What you will do.
Search the listing for the string "管理担当者" and copy every line that contains it.

Data.
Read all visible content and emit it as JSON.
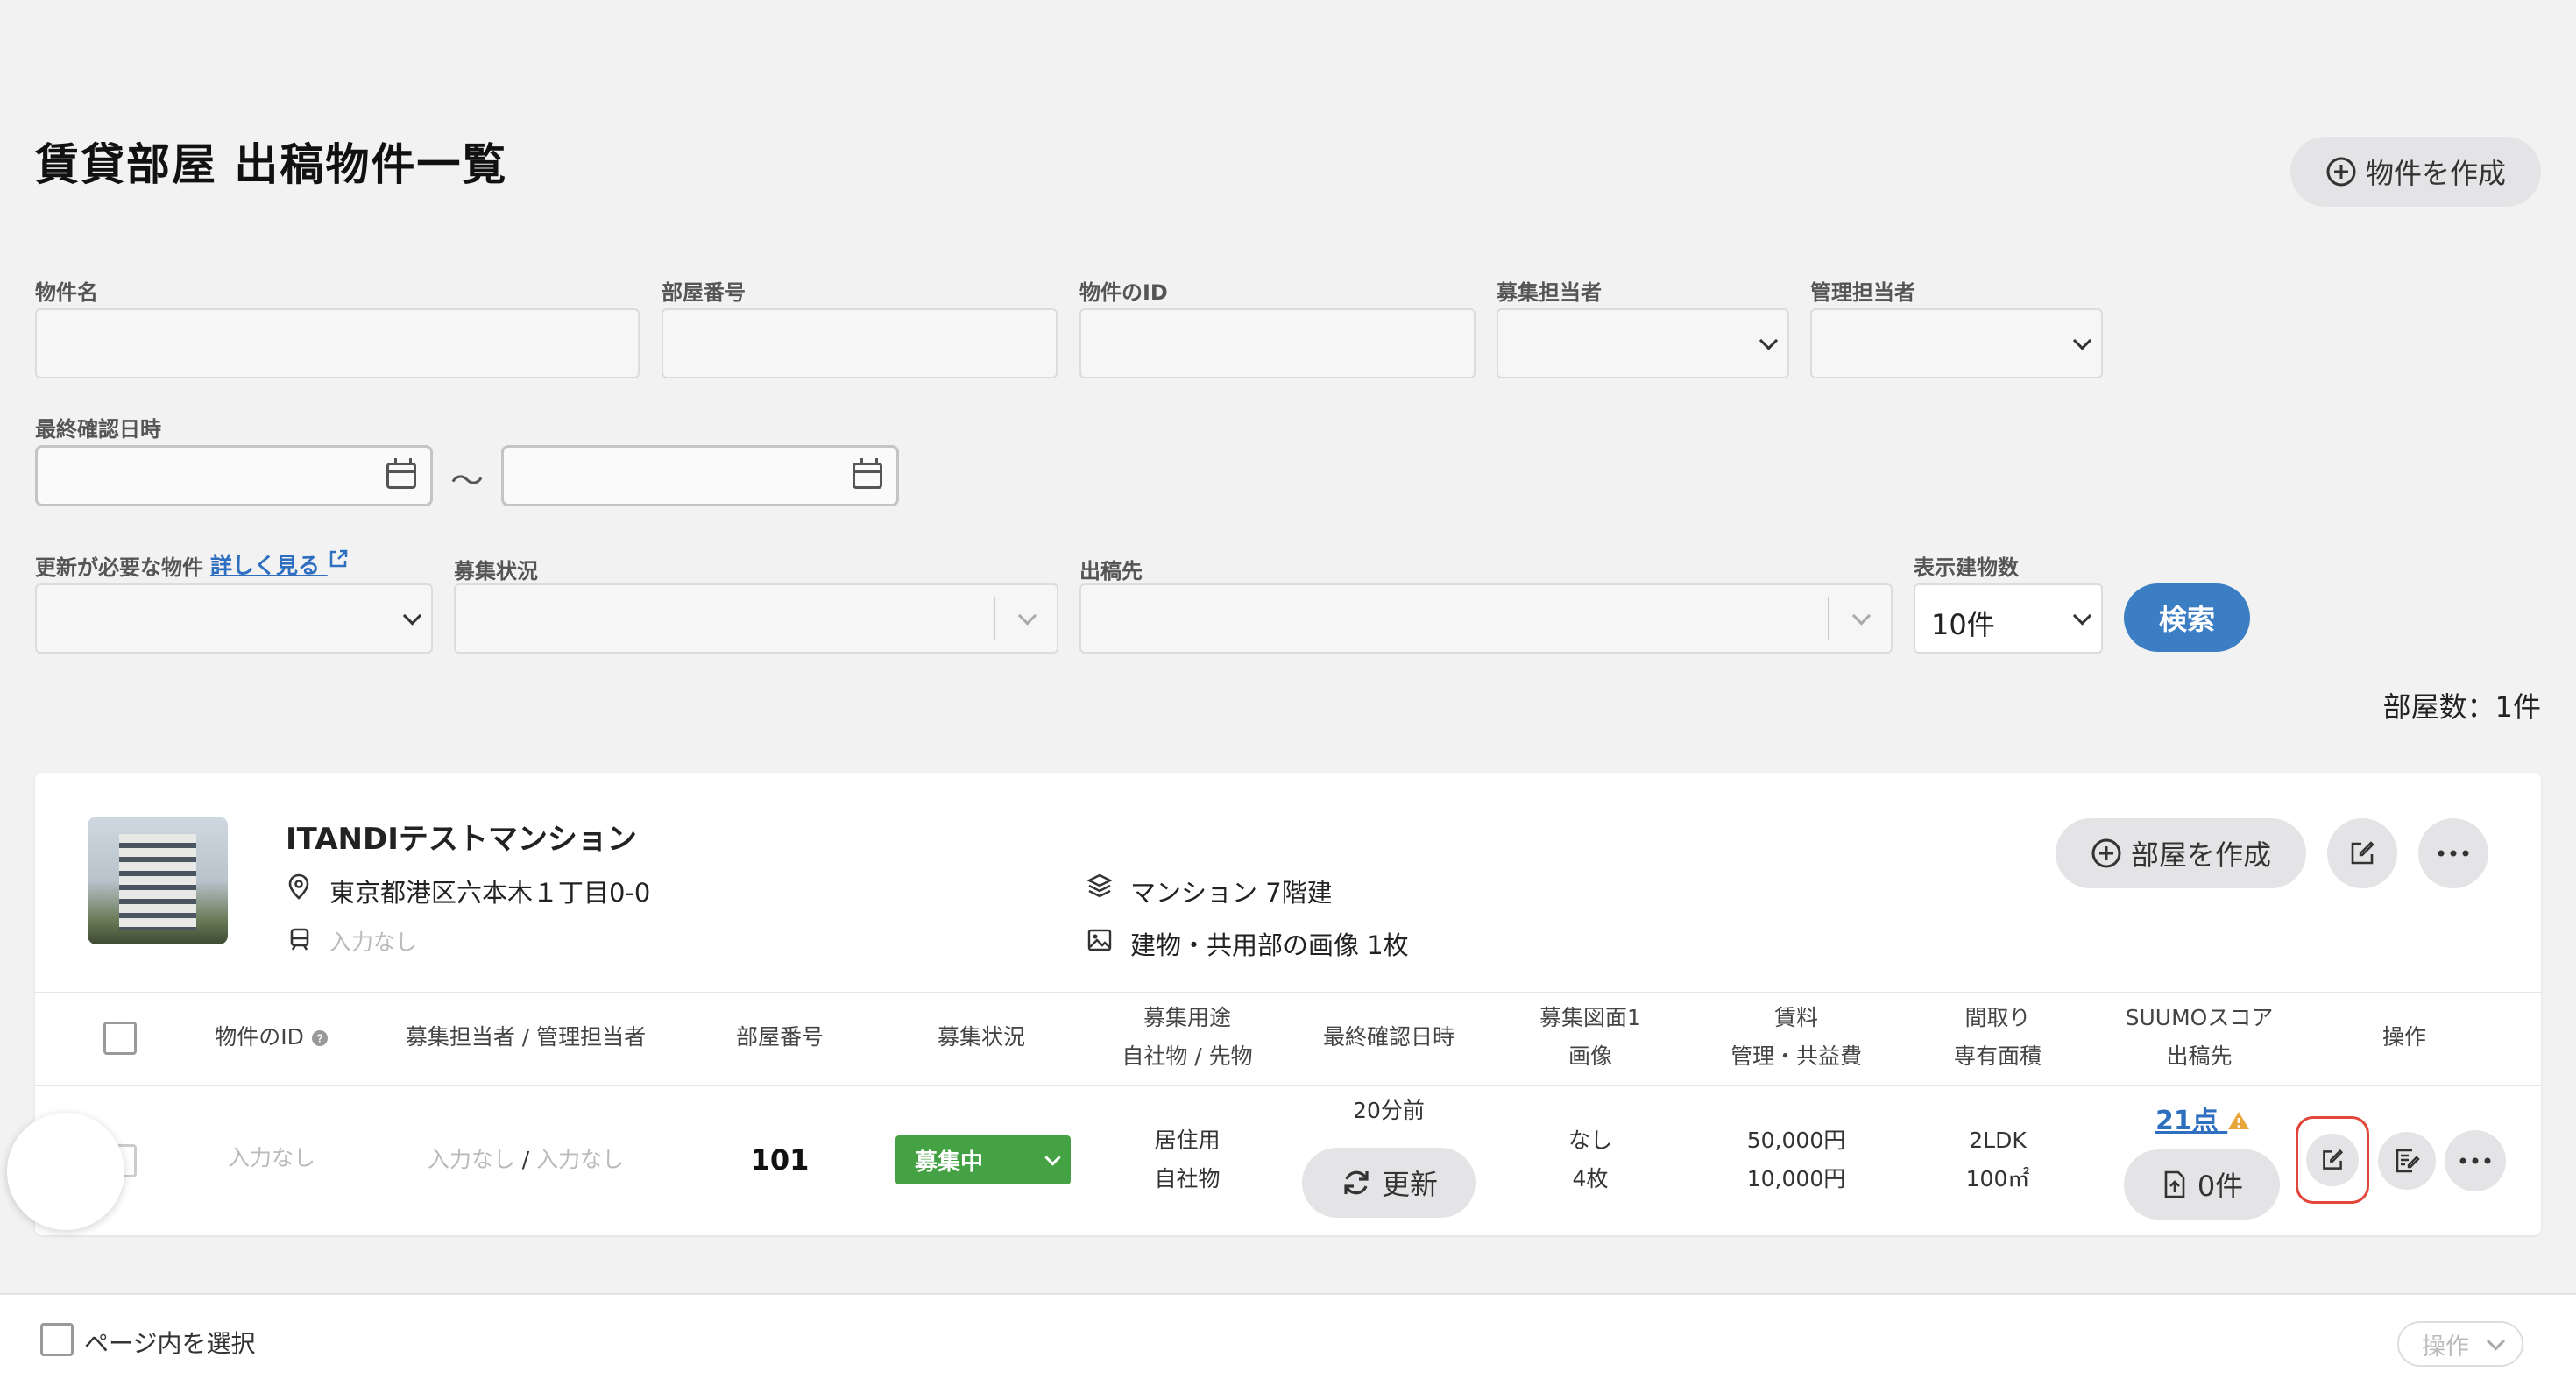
{
  "header": {
    "title": "賃貸部屋 出稿物件一覧",
    "create_property_label": "物件を作成"
  },
  "filters": {
    "property_name_label": "物件名",
    "room_number_label": "部屋番号",
    "property_id_label": "物件のID",
    "recruiter_label": "募集担当者",
    "manager_label": "管理担当者",
    "last_confirmed_label": "最終確認日時",
    "range_separator": "〜",
    "needs_update_label": "更新が必要な物件",
    "details_link": "詳しく見る",
    "recruitment_status_label": "募集状況",
    "publish_target_label": "出稿先",
    "display_count_label": "表示建物数",
    "display_count_value": "10件",
    "search_label": "検索"
  },
  "summary": {
    "room_count": "部屋数：1件"
  },
  "property": {
    "name": "ITANDIテストマンション",
    "address": "東京都港区六本木１丁目0-0",
    "station": "入力なし",
    "building_type": "マンション 7階建",
    "images": "建物・共用部の画像 1枚",
    "create_room_label": "部屋を作成"
  },
  "table": {
    "headers": {
      "property_id": "物件のID",
      "staff": "募集担当者 / 管理担当者",
      "room_number": "部屋番号",
      "status": "募集状況",
      "purpose_1": "募集用途",
      "purpose_2": "自社物 / 先物",
      "last_confirmed": "最終確認日時",
      "floorplan_1": "募集図面1",
      "floorplan_2": "画像",
      "rent_1": "賃料",
      "rent_2": "管理・共益費",
      "layout_1": "間取り",
      "layout_2": "専有面積",
      "suumo_1": "SUUMOスコア",
      "suumo_2": "出稿先",
      "actions": "操作"
    },
    "row": {
      "property_id": "入力なし",
      "recruiter": "入力なし",
      "staff_sep": "/",
      "manager": "入力なし",
      "room_number": "101",
      "status": "募集中",
      "purpose": "居住用",
      "ownership": "自社物",
      "last_confirmed": "20分前",
      "update_label": "更新",
      "floorplan": "なし",
      "image_count": "4枚",
      "rent": "50,000円",
      "fee": "10,000円",
      "layout": "2LDK",
      "area": "100㎡",
      "suumo_score": "21点",
      "publish_count": "0件"
    }
  },
  "footer": {
    "select_page_label": "ページ内を選択",
    "actions_label": "操作"
  },
  "colors": {
    "accent": "#3c7ec4",
    "status_green": "#45a244",
    "warning": "#e8a53a",
    "highlight": "#e0463a"
  }
}
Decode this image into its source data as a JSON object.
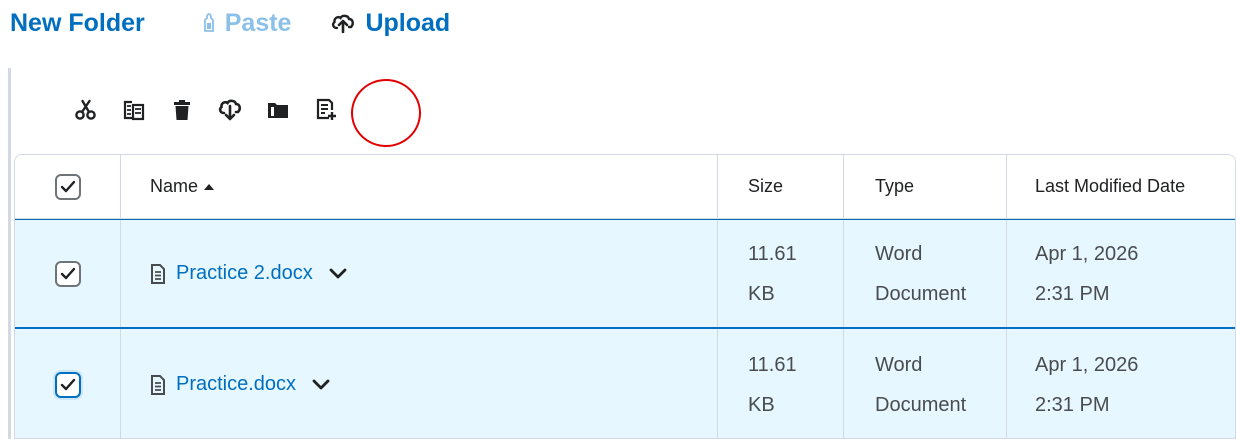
{
  "topbar": {
    "new_folder_label": "New Folder",
    "paste_label": "Paste",
    "upload_label": "Upload"
  },
  "toolbar": {
    "buttons": [
      {
        "icon": "scissors-icon",
        "action": "cut"
      },
      {
        "icon": "copy-icon",
        "action": "copy"
      },
      {
        "icon": "trash-icon",
        "action": "delete"
      },
      {
        "icon": "download-icon",
        "action": "download"
      },
      {
        "icon": "move-folder-icon",
        "action": "move"
      },
      {
        "icon": "add-to-document-icon",
        "action": "add-to-document",
        "highlighted": true
      }
    ]
  },
  "table": {
    "columns": {
      "name": "Name",
      "size": "Size",
      "type": "Type",
      "modified": "Last Modified Date"
    },
    "rows": [
      {
        "name": "Practice 2.docx",
        "size_line1": "11.61",
        "size_line2": "KB",
        "type_line1": "Word",
        "type_line2": "Document",
        "date_line1": "Apr 1, 2026",
        "date_line2": "2:31 PM",
        "checked": true
      },
      {
        "name": "Practice.docx",
        "size_line1": "11.61",
        "size_line2": "KB",
        "type_line1": "Word",
        "type_line2": "Document",
        "date_line1": "Apr 1, 2026",
        "date_line2": "2:31 PM",
        "checked": true
      }
    ]
  },
  "colors": {
    "accent": "#006fbf",
    "paste_disabled": "#8bc1e8",
    "selected_row_bg": "#e6f7ff",
    "highlight_ring": "#e30000"
  }
}
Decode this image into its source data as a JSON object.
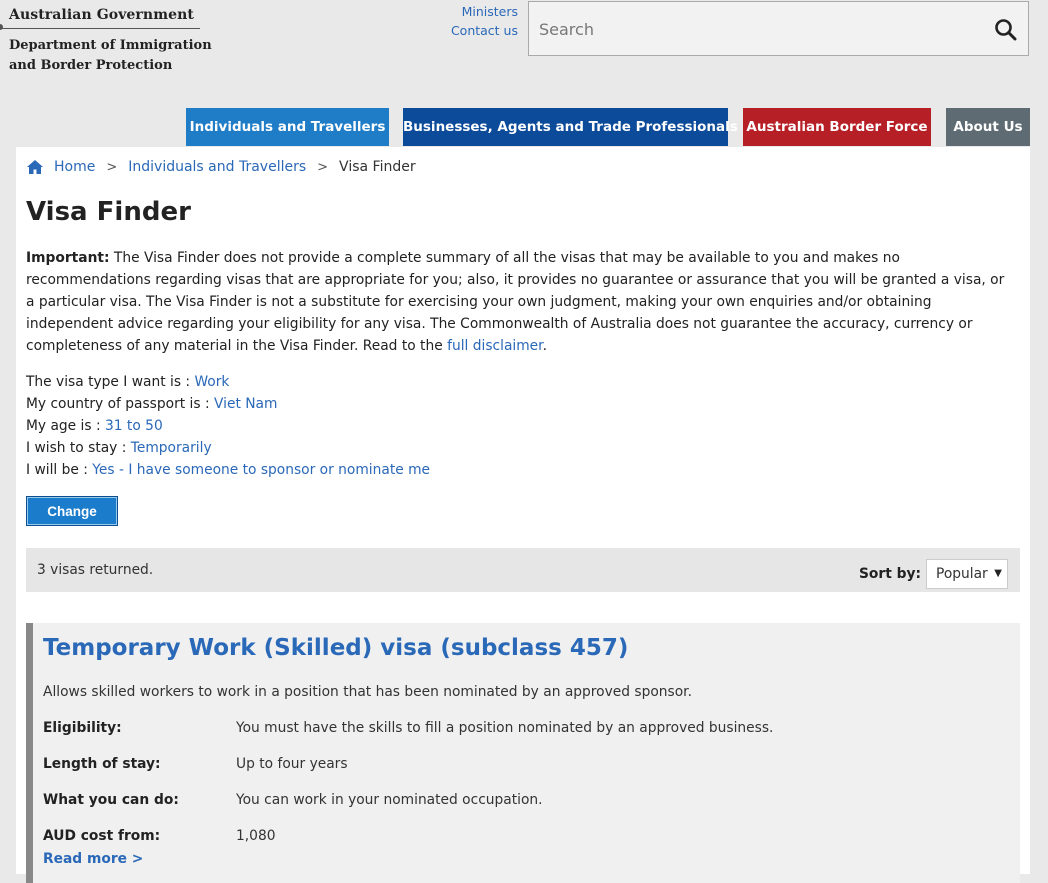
{
  "header": {
    "gov_line1": "Australian Government",
    "gov_line2": "Department of Immigration",
    "gov_line3": "and Border Protection",
    "links": [
      "Ministers",
      "Contact us"
    ],
    "search_placeholder": "Search"
  },
  "nav": {
    "items": [
      {
        "label": "Individuals and Travellers",
        "color": "#1f7cc7"
      },
      {
        "label": "Businesses, Agents and Trade Professionals",
        "color": "#0c4a9a"
      },
      {
        "label": "Australian Border Force",
        "color": "#b71f27"
      },
      {
        "label": "About Us",
        "color": "#5f6b73"
      }
    ]
  },
  "breadcrumb": {
    "home": "Home",
    "sep": ">",
    "level1": "Individuals and Travellers",
    "current": "Visa Finder"
  },
  "page": {
    "title": "Visa Finder",
    "important_label": "Important:",
    "disclaimer_text": " The Visa Finder does not provide a complete summary of all the visas that may be available to you and makes no recommendations regarding visas that are appropriate for you; also, it provides no guarantee or assurance that you will be granted a visa, or a particular visa. The Visa Finder is not a substitute for exercising your own judgment, making your own enquiries and/or obtaining independent advice regarding your eligibility for any visa. The Commonwealth of Australia does not guarantee the accuracy, currency or completeness of any material in the Visa Finder. Read to the ",
    "disclaimer_link": "full disclaimer",
    "disclaimer_end": "."
  },
  "criteria": [
    {
      "label": "The visa type I want is : ",
      "value": "Work"
    },
    {
      "label": "My country of passport is : ",
      "value": "Viet Nam"
    },
    {
      "label": "My age is : ",
      "value": "31 to 50"
    },
    {
      "label": "I wish to stay : ",
      "value": "Temporarily"
    },
    {
      "label": "I will be : ",
      "value": "Yes - I have someone to sponsor or nominate me"
    }
  ],
  "change_button": "Change",
  "results": {
    "count_text": "3 visas returned.",
    "sort_label": "Sort by:",
    "sort_value": "Popular"
  },
  "visa": {
    "title": "Temporary Work (Skilled) visa (subclass 457)",
    "description": "Allows skilled workers to work in a position that has been nominated by an approved sponsor.",
    "rows": [
      {
        "key": "Eligibility:",
        "value": "You must have the skills to fill a position nominated by an approved business."
      },
      {
        "key": "Length of stay:",
        "value": "Up to four years"
      },
      {
        "key": "What you can do:",
        "value": "You can work in your nominated occupation."
      },
      {
        "key": "AUD cost from:",
        "value": "1,080"
      }
    ],
    "read_more": "Read more >"
  }
}
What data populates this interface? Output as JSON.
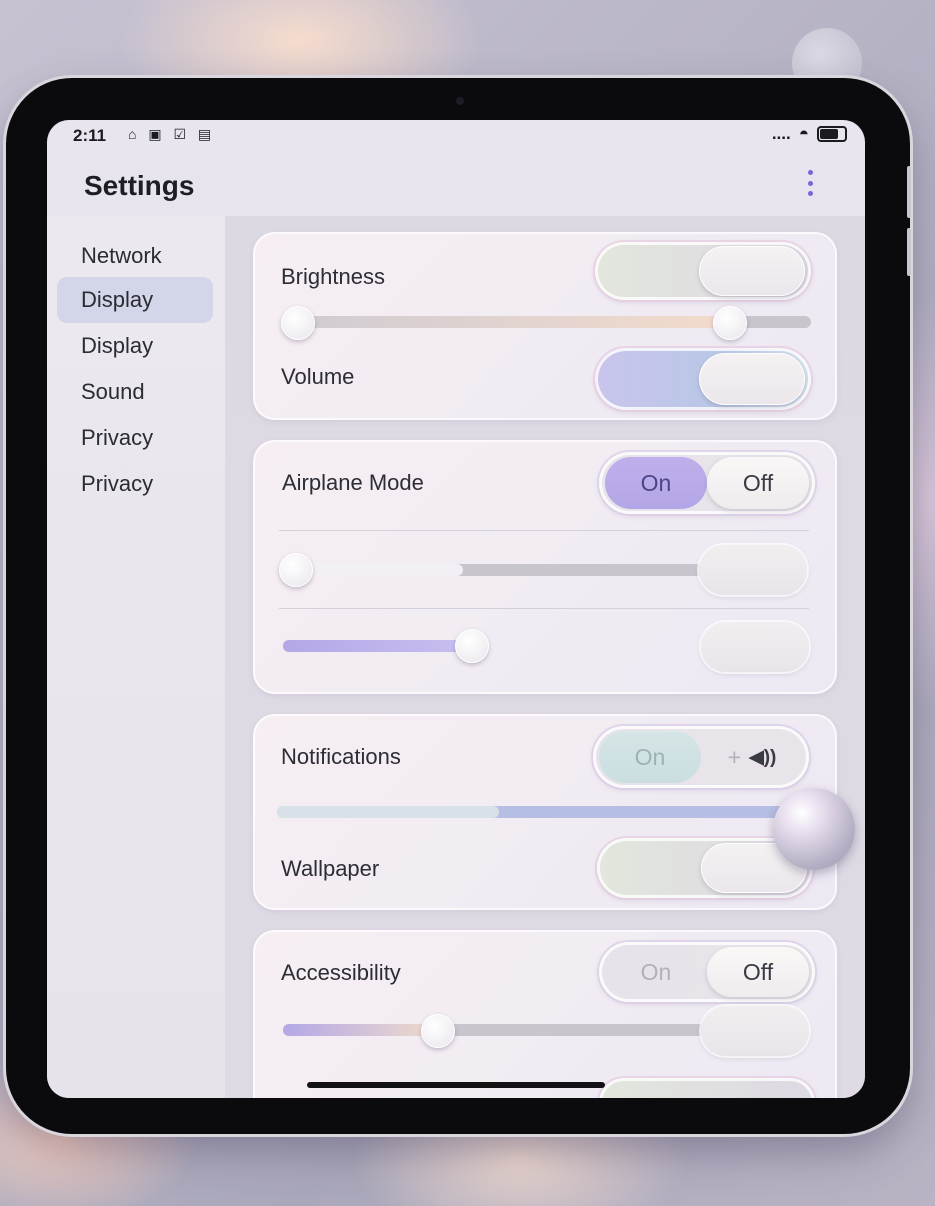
{
  "status_bar": {
    "time": "2:11",
    "left_icons": [
      "lock-icon",
      "doc-icon",
      "mail-icon",
      "notification-icon"
    ],
    "left_icons_text": "⌂ ▣ ☑ ▤",
    "signal": "....",
    "wifi_glyph": "◓",
    "right_icons": [
      "signal-dots-icon",
      "wifi-icon",
      "battery-icon"
    ]
  },
  "header": {
    "title": "Settings",
    "menu_icon": "kebab-menu-icon",
    "accent_color": "#7f63d6"
  },
  "sidebar": {
    "items": [
      {
        "label": "Network",
        "active": false
      },
      {
        "label": "Display",
        "active": true
      },
      {
        "label": "Display",
        "active": false
      },
      {
        "label": "Sound",
        "active": false
      },
      {
        "label": "Privacy",
        "active": false
      },
      {
        "label": "Privacy",
        "active": false
      }
    ]
  },
  "cards": {
    "display": {
      "brightness_label": "Brightness",
      "brightness_toggle": "on",
      "brightness_slider_value": 0.85,
      "volume_label": "Volume",
      "volume_toggle": "on"
    },
    "connectivity": {
      "airplane_label": "Airplane Mode",
      "airplane_on": "On",
      "airplane_off": "Off",
      "airplane_selected": "Off",
      "slider1_value": 0.42,
      "slider2_value": 0.45
    },
    "alerts": {
      "notifications_label": "Notifications",
      "notifications_on": "On",
      "notifications_plus": "+",
      "notifications_sound_glyph": "◀))",
      "notifications_slider_value": 0.45,
      "wallpaper_label": "Wallpaper",
      "wallpaper_toggle": "on"
    },
    "accessibility": {
      "accessibility_label": "Accessibility",
      "accessibility_on": "On",
      "accessibility_off": "Off",
      "accessibility_selected": "Off",
      "slider_value": 0.38
    }
  },
  "colors": {
    "active_sidebar": "#d3d5e9",
    "slider_fill_lavender": "#b3a7e6",
    "segment_active": "#b4a5e6"
  }
}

Result of the exercise.
    "manager_label": "管理担当者",
      "staff": "募集担当者 / 管理担当者",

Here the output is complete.